- [DIRECTIONS] Comb through the entries for "TXSN" and pull out each line that holds it.

— Start —

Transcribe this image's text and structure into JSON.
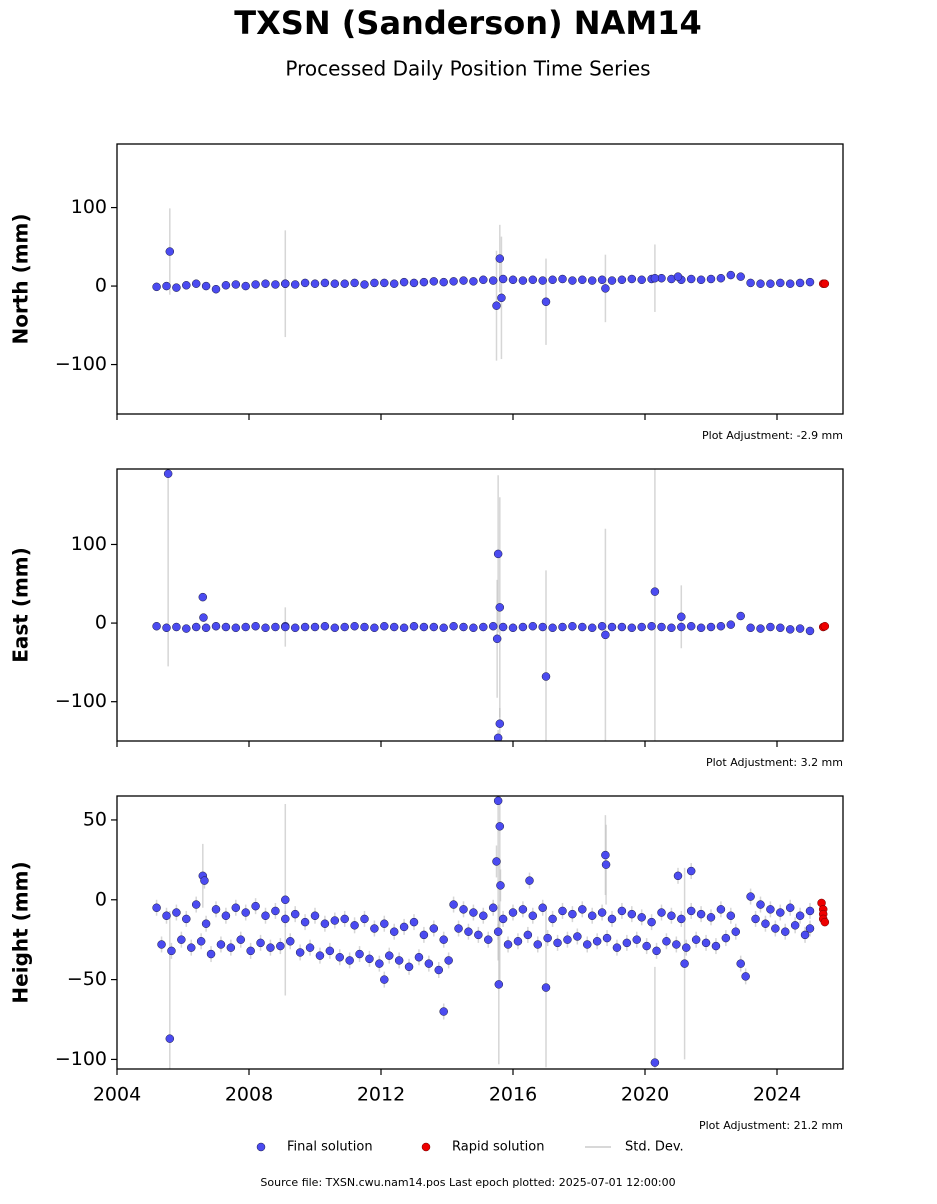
{
  "title": "TXSN (Sanderson) NAM14",
  "subtitle": "Processed Daily Position Time Series",
  "footer": "Source file: TXSN.cwu.nam14.pos  Last epoch plotted: 2025-07-01 12:00:00",
  "chart_data": [
    {
      "type": "scatter",
      "ylabel": "North (mm)",
      "annotation": "Plot Adjustment: -2.9 mm",
      "xlim": [
        2004,
        2026
      ],
      "xticks": [
        2004,
        2008,
        2012,
        2016,
        2020,
        2024
      ],
      "ylim": [
        -163,
        181
      ],
      "yticks": [
        {
          "value": -100,
          "label": "−100"
        },
        0,
        100
      ],
      "series": [
        {
          "name": "Final solution",
          "color": "#4b4bf0",
          "error_name": "Std. Dev.",
          "x": [
            2005.2,
            2005.5,
            2005.8,
            2006.1,
            2006.4,
            2006.7,
            2007.0,
            2007.3,
            2007.6,
            2007.9,
            2008.2,
            2008.5,
            2008.8,
            2009.1,
            2009.4,
            2009.7,
            2010.0,
            2010.3,
            2010.6,
            2010.9,
            2011.2,
            2011.5,
            2011.8,
            2012.1,
            2012.4,
            2012.7,
            2013.0,
            2013.3,
            2013.6,
            2013.9,
            2014.2,
            2014.5,
            2014.8,
            2015.1,
            2015.4,
            2015.7,
            2016.0,
            2016.3,
            2016.6,
            2016.9,
            2017.2,
            2017.5,
            2017.8,
            2018.1,
            2018.4,
            2018.7,
            2019.0,
            2019.3,
            2019.6,
            2019.9,
            2020.2,
            2020.5,
            2020.8,
            2021.1,
            2021.4,
            2021.7,
            2022.0,
            2022.3,
            2022.6,
            2022.9,
            2023.2,
            2023.5,
            2023.8,
            2024.1,
            2024.4,
            2024.7,
            2025.0,
            2005.6,
            2015.6,
            2015.5,
            2015.65,
            2017.0,
            2018.8,
            2021.0,
            2009.1,
            2020.3
          ],
          "values": [
            -1,
            0,
            -2,
            1,
            3,
            0,
            -4,
            1,
            2,
            0,
            2,
            3,
            2,
            3,
            2,
            4,
            3,
            4,
            3,
            3,
            4,
            2,
            4,
            4,
            3,
            5,
            4,
            5,
            6,
            5,
            6,
            7,
            6,
            8,
            7,
            9,
            8,
            7,
            8,
            7,
            8,
            9,
            7,
            8,
            7,
            8,
            7,
            8,
            9,
            8,
            9,
            10,
            9,
            8,
            9,
            8,
            9,
            10,
            14,
            12,
            4,
            3,
            3,
            4,
            3,
            4,
            5,
            44,
            35,
            -25,
            -15,
            -20,
            -3,
            12,
            3,
            10
          ],
          "errors": [
            2,
            2,
            2,
            2,
            2,
            2,
            2,
            2,
            2,
            2,
            2,
            2,
            2,
            2,
            2,
            2,
            2,
            2,
            2,
            2,
            2,
            2,
            2,
            2,
            2,
            2,
            2,
            2,
            2,
            2,
            2,
            2,
            2,
            2,
            2,
            2,
            2,
            2,
            2,
            2,
            2,
            2,
            2,
            2,
            2,
            2,
            2,
            2,
            2,
            2,
            2,
            2,
            2,
            2,
            2,
            2,
            2,
            2,
            2,
            2,
            2,
            2,
            2,
            2,
            2,
            2,
            2,
            55,
            43,
            70,
            78,
            55,
            43,
            3,
            68,
            43
          ]
        },
        {
          "name": "Rapid solution",
          "color": "#ee0000",
          "x": [
            2025.4,
            2025.45
          ],
          "values": [
            3,
            3
          ]
        }
      ]
    },
    {
      "type": "scatter",
      "ylabel": "East (mm)",
      "annotation": "Plot Adjustment: 3.2 mm",
      "xlim": [
        2004,
        2026
      ],
      "xticks": [
        2004,
        2008,
        2012,
        2016,
        2020,
        2024
      ],
      "ylim": [
        -150,
        196
      ],
      "yticks": [
        {
          "value": -100,
          "label": "−100"
        },
        0,
        100
      ],
      "series": [
        {
          "name": "Final solution",
          "color": "#4b4bf0",
          "error_name": "Std. Dev.",
          "x": [
            2005.2,
            2005.5,
            2005.8,
            2006.1,
            2006.4,
            2006.7,
            2007.0,
            2007.3,
            2007.6,
            2007.9,
            2008.2,
            2008.5,
            2008.8,
            2009.1,
            2009.4,
            2009.7,
            2010.0,
            2010.3,
            2010.6,
            2010.9,
            2011.2,
            2011.5,
            2011.8,
            2012.1,
            2012.4,
            2012.7,
            2013.0,
            2013.3,
            2013.6,
            2013.9,
            2014.2,
            2014.5,
            2014.8,
            2015.1,
            2015.4,
            2015.7,
            2016.0,
            2016.3,
            2016.6,
            2016.9,
            2017.2,
            2017.5,
            2017.8,
            2018.1,
            2018.4,
            2018.7,
            2019.0,
            2019.3,
            2019.6,
            2019.9,
            2020.2,
            2020.5,
            2020.8,
            2021.1,
            2021.4,
            2021.7,
            2022.0,
            2022.3,
            2022.6,
            2022.9,
            2023.2,
            2023.5,
            2023.8,
            2024.1,
            2024.4,
            2024.7,
            2025.0,
            2005.55,
            2006.6,
            2006.62,
            2015.55,
            2015.6,
            2015.52,
            2015.6,
            2015.55,
            2017.0,
            2018.8,
            2020.3,
            2021.1,
            2009.1
          ],
          "values": [
            -4,
            -6,
            -5,
            -7,
            -5,
            -6,
            -4,
            -5,
            -6,
            -5,
            -4,
            -6,
            -5,
            -4,
            -6,
            -5,
            -5,
            -4,
            -6,
            -5,
            -4,
            -5,
            -6,
            -4,
            -5,
            -6,
            -4,
            -5,
            -5,
            -6,
            -4,
            -5,
            -6,
            -5,
            -4,
            -5,
            -6,
            -5,
            -4,
            -5,
            -6,
            -5,
            -4,
            -5,
            -6,
            -4,
            -5,
            -5,
            -6,
            -5,
            -4,
            -5,
            -6,
            -5,
            -4,
            -6,
            -5,
            -4,
            -2,
            9,
            -6,
            -7,
            -5,
            -6,
            -8,
            -7,
            -10,
            190,
            33,
            7,
            88,
            20,
            -20,
            -128,
            -146,
            -68,
            -15,
            40,
            8,
            -5
          ],
          "errors": [
            2,
            2,
            2,
            2,
            2,
            2,
            2,
            2,
            2,
            2,
            2,
            2,
            2,
            2,
            2,
            2,
            2,
            2,
            2,
            2,
            2,
            2,
            2,
            2,
            2,
            2,
            2,
            2,
            2,
            2,
            2,
            2,
            2,
            2,
            2,
            2,
            2,
            2,
            2,
            2,
            2,
            2,
            2,
            2,
            2,
            2,
            2,
            2,
            2,
            2,
            2,
            2,
            2,
            2,
            2,
            2,
            2,
            2,
            2,
            2,
            2,
            2,
            2,
            2,
            2,
            2,
            2,
            245,
            3,
            3,
            100,
            140,
            75,
            20,
            10,
            135,
            135,
            235,
            40,
            25
          ]
        },
        {
          "name": "Rapid solution",
          "color": "#ee0000",
          "x": [
            2025.4,
            2025.45
          ],
          "values": [
            -5,
            -4
          ]
        }
      ]
    },
    {
      "type": "scatter",
      "ylabel": "Height (mm)",
      "annotation": "Plot Adjustment: 21.2 mm",
      "xlim": [
        2004,
        2026
      ],
      "xticks": [
        2004,
        2008,
        2012,
        2016,
        2020,
        2024
      ],
      "ylim": [
        -106,
        65
      ],
      "yticks": [
        {
          "value": -100,
          "label": "−100"
        },
        {
          "value": -50,
          "label": "−50"
        },
        0,
        50
      ],
      "series": [
        {
          "name": "Final solution",
          "color": "#4b4bf0",
          "error_name": "Std. Dev.",
          "x": [
            2005.2,
            2005.5,
            2005.8,
            2006.1,
            2006.4,
            2006.7,
            2007.0,
            2007.3,
            2007.6,
            2007.9,
            2008.2,
            2008.5,
            2008.8,
            2009.1,
            2009.4,
            2009.7,
            2010.0,
            2010.3,
            2010.6,
            2010.9,
            2011.2,
            2011.5,
            2011.8,
            2012.1,
            2012.4,
            2012.7,
            2013.0,
            2013.3,
            2013.6,
            2013.9,
            2014.2,
            2014.5,
            2014.8,
            2015.1,
            2015.4,
            2015.7,
            2016.0,
            2016.3,
            2016.6,
            2016.9,
            2017.2,
            2017.5,
            2017.8,
            2018.1,
            2018.4,
            2018.7,
            2019.0,
            2019.3,
            2019.6,
            2019.9,
            2020.2,
            2020.5,
            2020.8,
            2021.1,
            2021.4,
            2021.7,
            2022.0,
            2022.3,
            2022.6,
            2022.9,
            2023.2,
            2023.5,
            2023.8,
            2024.1,
            2024.4,
            2024.7,
            2025.0,
            2005.35,
            2005.65,
            2005.95,
            2006.25,
            2006.55,
            2006.85,
            2007.15,
            2007.45,
            2007.75,
            2008.05,
            2008.35,
            2008.65,
            2008.95,
            2009.25,
            2009.55,
            2009.85,
            2010.15,
            2010.45,
            2010.75,
            2011.05,
            2011.35,
            2011.65,
            2011.95,
            2012.25,
            2012.55,
            2012.85,
            2013.15,
            2013.45,
            2013.75,
            2014.05,
            2014.35,
            2014.65,
            2014.95,
            2015.25,
            2015.55,
            2015.85,
            2016.15,
            2016.45,
            2016.75,
            2017.05,
            2017.35,
            2017.65,
            2017.95,
            2018.25,
            2018.55,
            2018.85,
            2019.15,
            2019.45,
            2019.75,
            2020.05,
            2020.35,
            2020.65,
            2020.95,
            2021.25,
            2021.55,
            2021.85,
            2022.15,
            2022.45,
            2022.75,
            2023.05,
            2023.35,
            2023.65,
            2023.95,
            2024.25,
            2024.55,
            2024.85,
            2025.0,
            2005.6,
            2006.6,
            2006.65,
            2009.1,
            2012.1,
            2013.9,
            2015.55,
            2015.6,
            2015.5,
            2015.62,
            2015.57,
            2016.5,
            2017.0,
            2018.8,
            2018.82,
            2020.3,
            2021.0,
            2021.4,
            2021.2
          ],
          "values": [
            -5,
            -10,
            -8,
            -12,
            -3,
            -15,
            -6,
            -10,
            -5,
            -8,
            -4,
            -10,
            -7,
            -12,
            -9,
            -14,
            -10,
            -15,
            -13,
            -12,
            -16,
            -12,
            -18,
            -15,
            -20,
            -17,
            -14,
            -22,
            -18,
            -25,
            -3,
            -6,
            -8,
            -10,
            -5,
            -12,
            -8,
            -6,
            -10,
            -5,
            -12,
            -7,
            -9,
            -6,
            -10,
            -8,
            -12,
            -7,
            -9,
            -11,
            -14,
            -8,
            -10,
            -12,
            -7,
            -9,
            -11,
            -6,
            -10,
            -40,
            2,
            -3,
            -6,
            -8,
            -5,
            -10,
            -7,
            -28,
            -32,
            -25,
            -30,
            -26,
            -34,
            -28,
            -30,
            -25,
            -32,
            -27,
            -30,
            -29,
            -26,
            -33,
            -30,
            -35,
            -32,
            -36,
            -38,
            -34,
            -37,
            -40,
            -35,
            -38,
            -42,
            -36,
            -40,
            -44,
            -38,
            -18,
            -20,
            -22,
            -25,
            -20,
            -28,
            -26,
            -22,
            -28,
            -24,
            -27,
            -25,
            -23,
            -28,
            -26,
            -24,
            -30,
            -27,
            -25,
            -29,
            -32,
            -26,
            -28,
            -30,
            -25,
            -27,
            -29,
            -24,
            -20,
            -48,
            -12,
            -15,
            -18,
            -20,
            -16,
            -22,
            -18,
            -87,
            15,
            12,
            0,
            -50,
            -70,
            62,
            46,
            24,
            9,
            -53,
            12,
            -55,
            28,
            22,
            -102,
            15,
            18,
            -40
          ],
          "errors": [
            5,
            5,
            5,
            5,
            5,
            5,
            5,
            5,
            5,
            5,
            5,
            5,
            5,
            5,
            5,
            5,
            5,
            5,
            5,
            5,
            5,
            5,
            5,
            5,
            5,
            5,
            5,
            5,
            5,
            5,
            5,
            5,
            5,
            5,
            5,
            5,
            5,
            5,
            5,
            5,
            5,
            5,
            5,
            5,
            5,
            5,
            5,
            5,
            5,
            5,
            5,
            5,
            5,
            5,
            5,
            5,
            5,
            5,
            5,
            5,
            5,
            5,
            5,
            5,
            5,
            5,
            5,
            5,
            5,
            5,
            5,
            5,
            5,
            5,
            5,
            5,
            5,
            5,
            5,
            5,
            5,
            5,
            5,
            5,
            5,
            5,
            5,
            5,
            5,
            5,
            5,
            5,
            5,
            5,
            5,
            5,
            5,
            5,
            5,
            5,
            5,
            5,
            5,
            5,
            5,
            5,
            5,
            5,
            5,
            5,
            5,
            5,
            5,
            5,
            5,
            5,
            5,
            5,
            5,
            5,
            5,
            5,
            5,
            5,
            5,
            5,
            5,
            5,
            5,
            5,
            5,
            5,
            5,
            5,
            80,
            20,
            5,
            60,
            5,
            5,
            100,
            100,
            10,
            10,
            50,
            5,
            50,
            25,
            25,
            60,
            5,
            5,
            60
          ]
        },
        {
          "name": "Rapid solution",
          "color": "#ee0000",
          "x": [
            2025.35,
            2025.4,
            2025.4,
            2025.4,
            2025.45
          ],
          "values": [
            -2,
            -6,
            -9,
            -12,
            -14
          ]
        }
      ]
    }
  ]
}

— End —

- [WORKED ANSWER]
  "title": "TXSN (Sanderson) NAM14",
  "footer": "Source file: TXSN.cwu.nam14.pos  Last epoch plotted: 2025-07-01 12:00:00",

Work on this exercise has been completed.